THE EXERCISE
Identify and pull out each line of the entries in which "this" occurs.

SUPPLIED MATERIAL
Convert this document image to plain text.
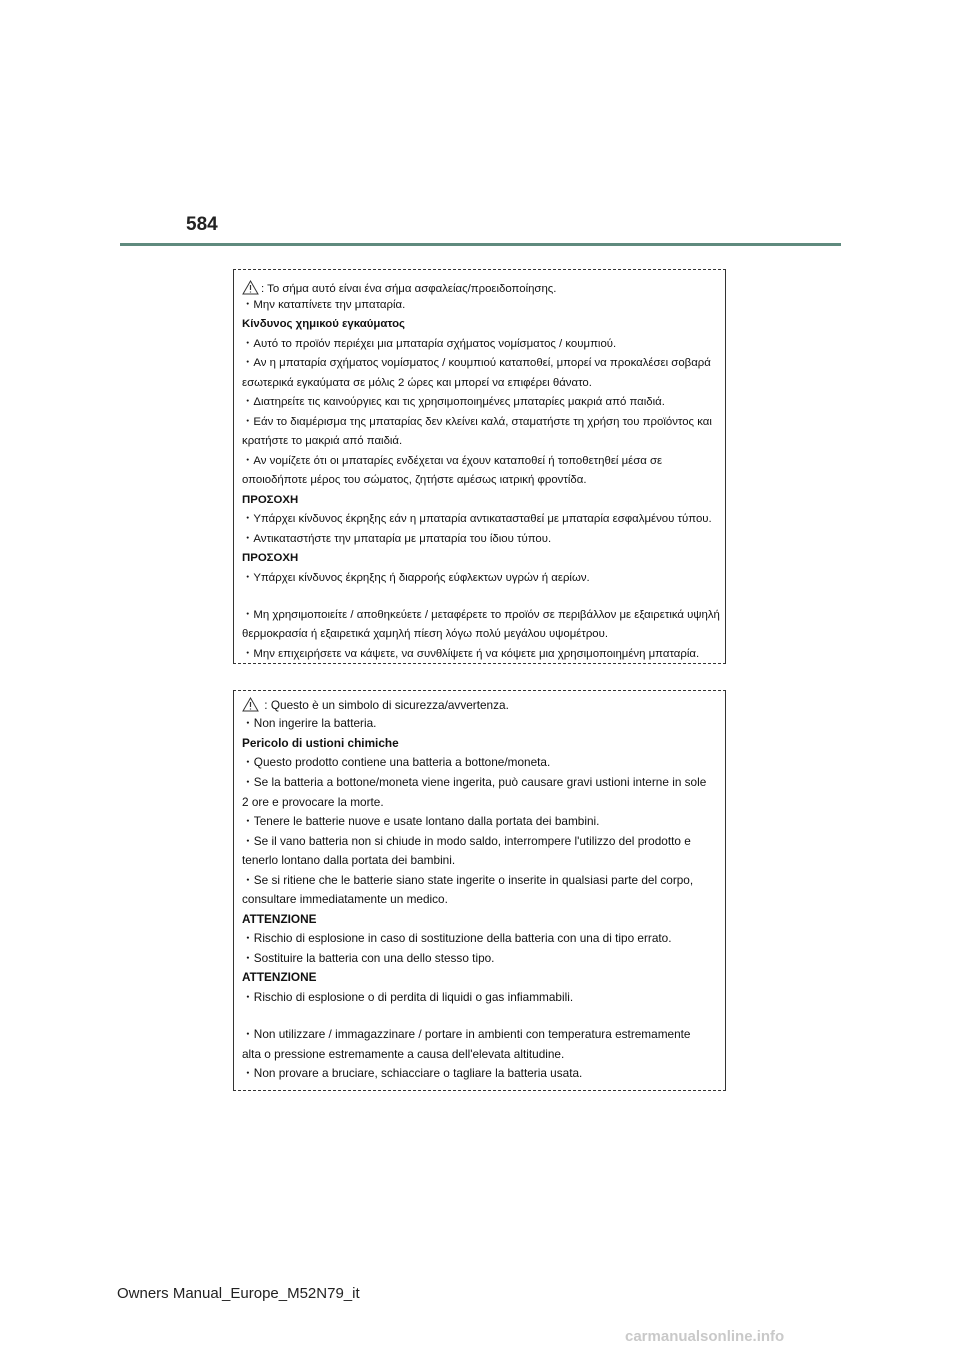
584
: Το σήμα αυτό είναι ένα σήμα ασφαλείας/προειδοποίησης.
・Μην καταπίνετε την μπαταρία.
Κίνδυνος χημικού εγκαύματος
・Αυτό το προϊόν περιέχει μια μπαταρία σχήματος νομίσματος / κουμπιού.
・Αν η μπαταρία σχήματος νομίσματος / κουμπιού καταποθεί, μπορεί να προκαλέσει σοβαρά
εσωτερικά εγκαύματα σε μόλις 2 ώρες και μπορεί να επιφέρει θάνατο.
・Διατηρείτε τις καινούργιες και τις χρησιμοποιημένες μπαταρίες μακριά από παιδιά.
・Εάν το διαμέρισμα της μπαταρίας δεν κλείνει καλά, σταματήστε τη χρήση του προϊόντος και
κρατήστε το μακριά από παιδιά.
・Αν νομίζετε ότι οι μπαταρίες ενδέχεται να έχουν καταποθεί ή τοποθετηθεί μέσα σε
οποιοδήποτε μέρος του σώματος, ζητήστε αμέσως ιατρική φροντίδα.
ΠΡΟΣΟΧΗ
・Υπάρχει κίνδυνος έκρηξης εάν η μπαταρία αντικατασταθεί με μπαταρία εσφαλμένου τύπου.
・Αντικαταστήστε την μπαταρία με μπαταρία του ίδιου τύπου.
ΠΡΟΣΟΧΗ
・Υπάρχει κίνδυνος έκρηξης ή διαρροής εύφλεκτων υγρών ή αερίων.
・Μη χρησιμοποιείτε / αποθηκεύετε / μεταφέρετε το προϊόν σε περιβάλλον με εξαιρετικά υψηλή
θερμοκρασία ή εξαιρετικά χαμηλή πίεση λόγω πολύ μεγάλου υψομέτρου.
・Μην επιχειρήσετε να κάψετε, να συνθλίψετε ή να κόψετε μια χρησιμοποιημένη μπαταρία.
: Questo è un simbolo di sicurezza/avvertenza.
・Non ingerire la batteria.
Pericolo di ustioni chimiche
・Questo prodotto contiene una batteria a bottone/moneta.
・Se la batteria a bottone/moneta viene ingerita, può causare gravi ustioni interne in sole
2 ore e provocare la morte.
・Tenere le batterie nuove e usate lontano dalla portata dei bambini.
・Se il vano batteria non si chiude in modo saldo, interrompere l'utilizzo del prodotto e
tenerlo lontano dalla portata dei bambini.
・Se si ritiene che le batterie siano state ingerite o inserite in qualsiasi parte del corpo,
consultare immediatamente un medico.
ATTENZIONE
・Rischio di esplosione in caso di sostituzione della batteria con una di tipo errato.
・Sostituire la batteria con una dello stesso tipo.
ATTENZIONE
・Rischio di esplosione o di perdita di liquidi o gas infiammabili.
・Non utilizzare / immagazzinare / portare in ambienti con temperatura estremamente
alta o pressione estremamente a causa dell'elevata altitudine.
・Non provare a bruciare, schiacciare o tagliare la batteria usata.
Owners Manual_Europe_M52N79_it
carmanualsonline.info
* * *
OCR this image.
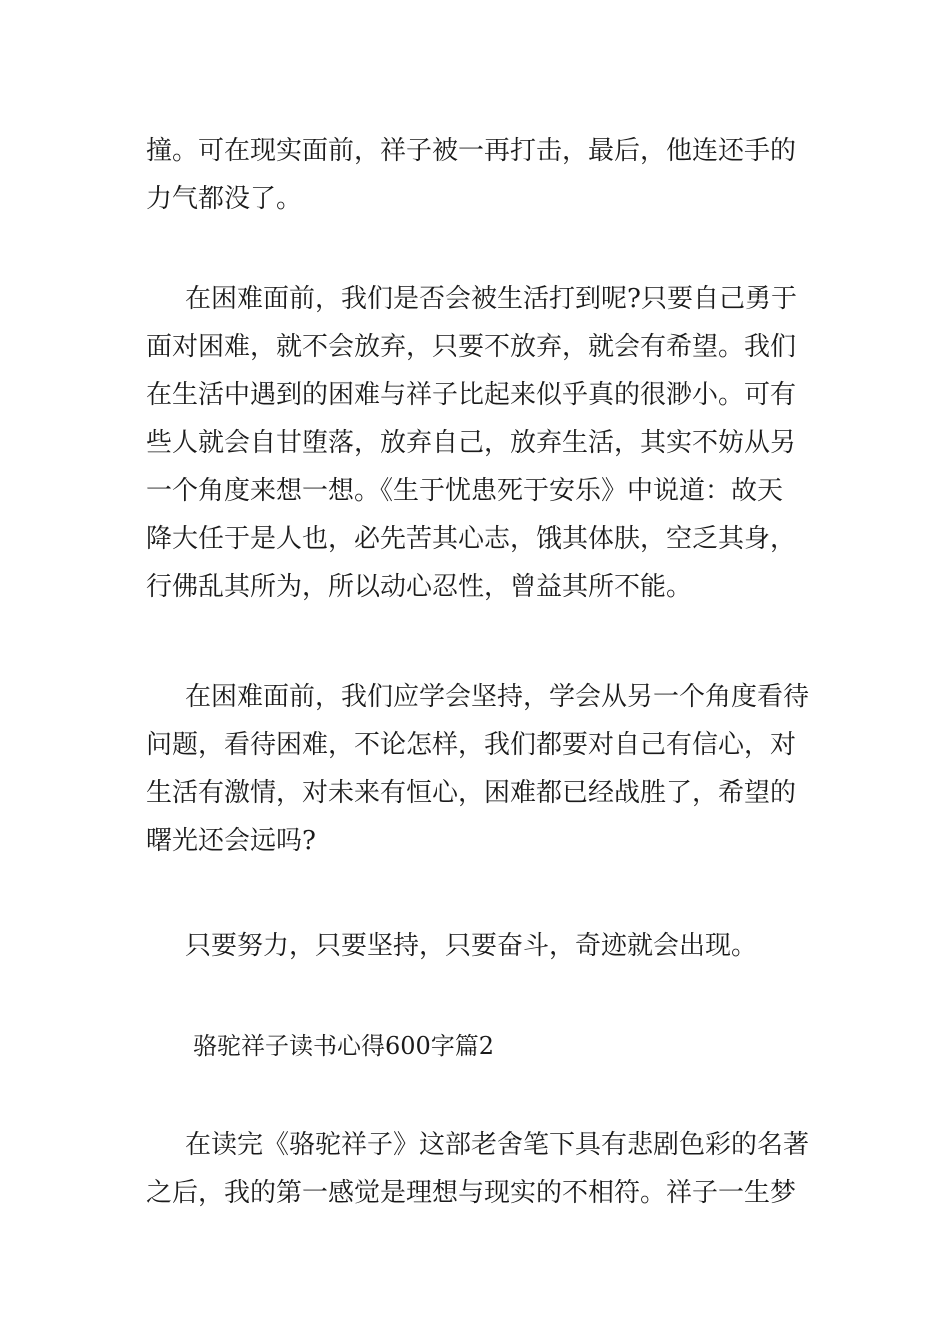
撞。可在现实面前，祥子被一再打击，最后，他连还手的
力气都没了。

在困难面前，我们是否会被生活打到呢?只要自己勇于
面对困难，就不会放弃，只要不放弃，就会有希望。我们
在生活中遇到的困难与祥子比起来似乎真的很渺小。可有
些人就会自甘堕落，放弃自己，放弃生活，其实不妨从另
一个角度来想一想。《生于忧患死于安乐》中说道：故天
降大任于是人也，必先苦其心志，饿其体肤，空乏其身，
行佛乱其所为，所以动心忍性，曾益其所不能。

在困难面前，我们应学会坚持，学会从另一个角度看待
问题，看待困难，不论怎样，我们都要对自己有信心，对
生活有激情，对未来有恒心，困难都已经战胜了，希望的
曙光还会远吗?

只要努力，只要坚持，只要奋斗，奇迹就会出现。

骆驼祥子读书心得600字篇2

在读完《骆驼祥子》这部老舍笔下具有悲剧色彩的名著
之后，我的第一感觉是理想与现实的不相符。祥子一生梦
* * *
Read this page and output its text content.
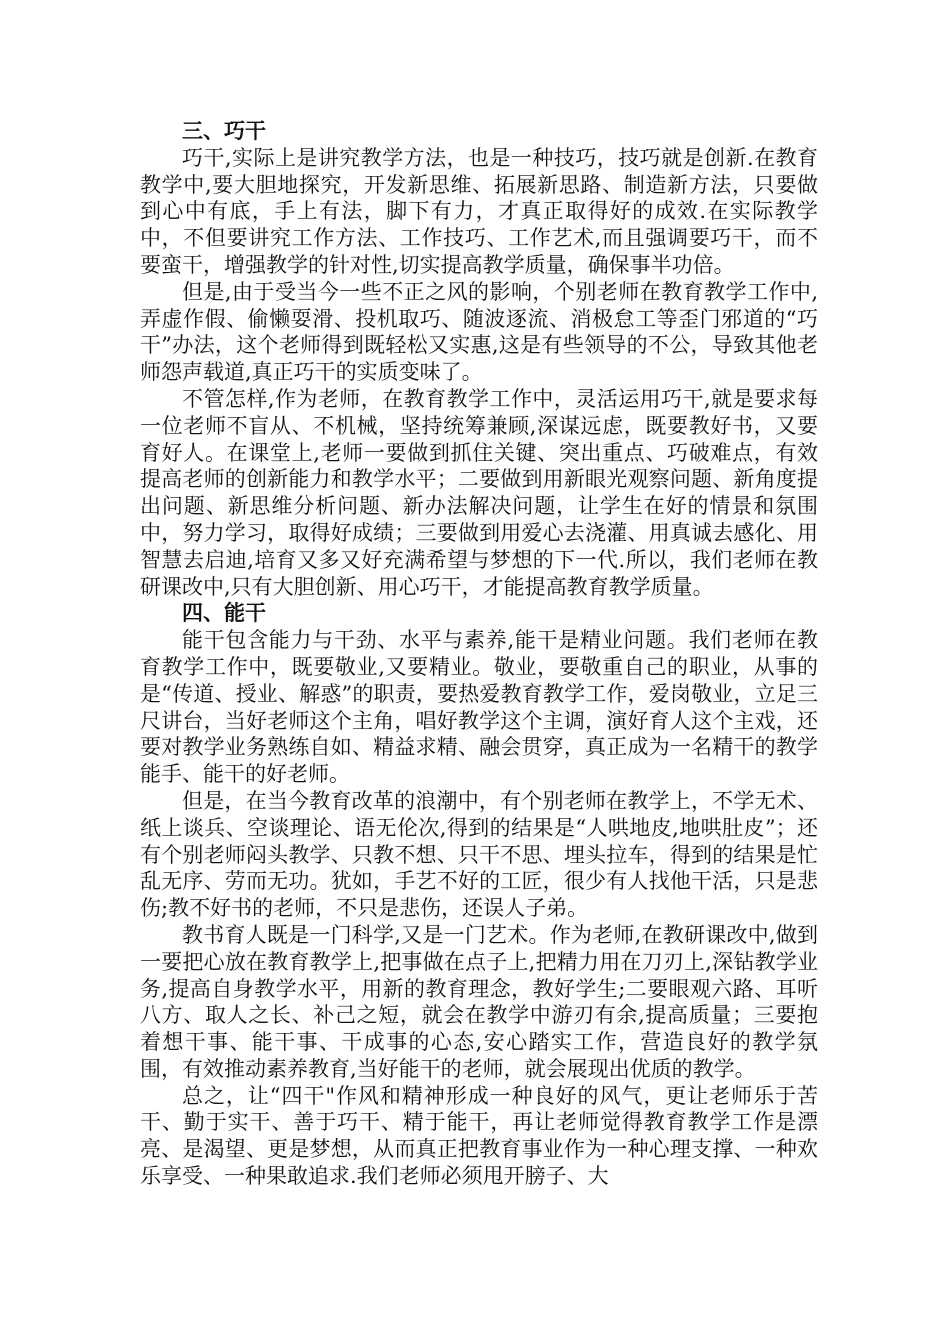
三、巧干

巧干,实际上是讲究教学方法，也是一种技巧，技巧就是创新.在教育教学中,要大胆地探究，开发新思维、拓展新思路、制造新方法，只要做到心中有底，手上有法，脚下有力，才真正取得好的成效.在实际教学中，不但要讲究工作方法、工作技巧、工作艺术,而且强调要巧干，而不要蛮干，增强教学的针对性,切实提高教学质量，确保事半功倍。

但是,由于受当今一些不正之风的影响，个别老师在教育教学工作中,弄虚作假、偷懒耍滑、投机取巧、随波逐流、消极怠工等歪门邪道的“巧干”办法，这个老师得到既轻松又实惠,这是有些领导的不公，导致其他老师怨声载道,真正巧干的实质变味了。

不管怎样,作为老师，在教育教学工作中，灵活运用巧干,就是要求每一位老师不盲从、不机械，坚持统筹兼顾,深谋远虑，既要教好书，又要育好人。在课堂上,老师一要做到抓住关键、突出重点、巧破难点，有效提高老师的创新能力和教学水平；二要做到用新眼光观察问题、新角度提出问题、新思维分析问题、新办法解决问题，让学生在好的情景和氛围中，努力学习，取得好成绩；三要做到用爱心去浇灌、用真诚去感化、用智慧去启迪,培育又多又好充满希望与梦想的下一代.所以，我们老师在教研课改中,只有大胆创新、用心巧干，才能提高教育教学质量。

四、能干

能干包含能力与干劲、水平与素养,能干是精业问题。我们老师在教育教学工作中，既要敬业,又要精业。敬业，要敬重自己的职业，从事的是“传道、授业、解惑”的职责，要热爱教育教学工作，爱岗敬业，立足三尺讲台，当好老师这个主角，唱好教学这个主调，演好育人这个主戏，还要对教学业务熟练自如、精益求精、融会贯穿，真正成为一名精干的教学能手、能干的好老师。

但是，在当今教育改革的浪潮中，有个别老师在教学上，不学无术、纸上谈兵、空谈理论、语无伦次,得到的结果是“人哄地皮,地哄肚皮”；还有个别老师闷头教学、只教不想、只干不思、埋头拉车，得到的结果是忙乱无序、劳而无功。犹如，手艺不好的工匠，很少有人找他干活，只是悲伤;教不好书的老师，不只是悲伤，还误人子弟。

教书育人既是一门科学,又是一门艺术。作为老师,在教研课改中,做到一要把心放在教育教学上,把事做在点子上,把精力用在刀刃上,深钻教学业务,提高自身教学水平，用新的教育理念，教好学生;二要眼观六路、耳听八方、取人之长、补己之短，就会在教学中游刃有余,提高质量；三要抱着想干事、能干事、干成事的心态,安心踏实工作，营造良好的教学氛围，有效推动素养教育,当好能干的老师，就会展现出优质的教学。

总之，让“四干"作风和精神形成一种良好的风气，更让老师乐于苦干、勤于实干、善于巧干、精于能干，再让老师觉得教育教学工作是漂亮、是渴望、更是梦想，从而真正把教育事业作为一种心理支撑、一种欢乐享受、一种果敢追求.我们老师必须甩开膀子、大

CORRECT RESPONSE
Convert this document image to plain text.
OCR this image.
Read this page and output its text content.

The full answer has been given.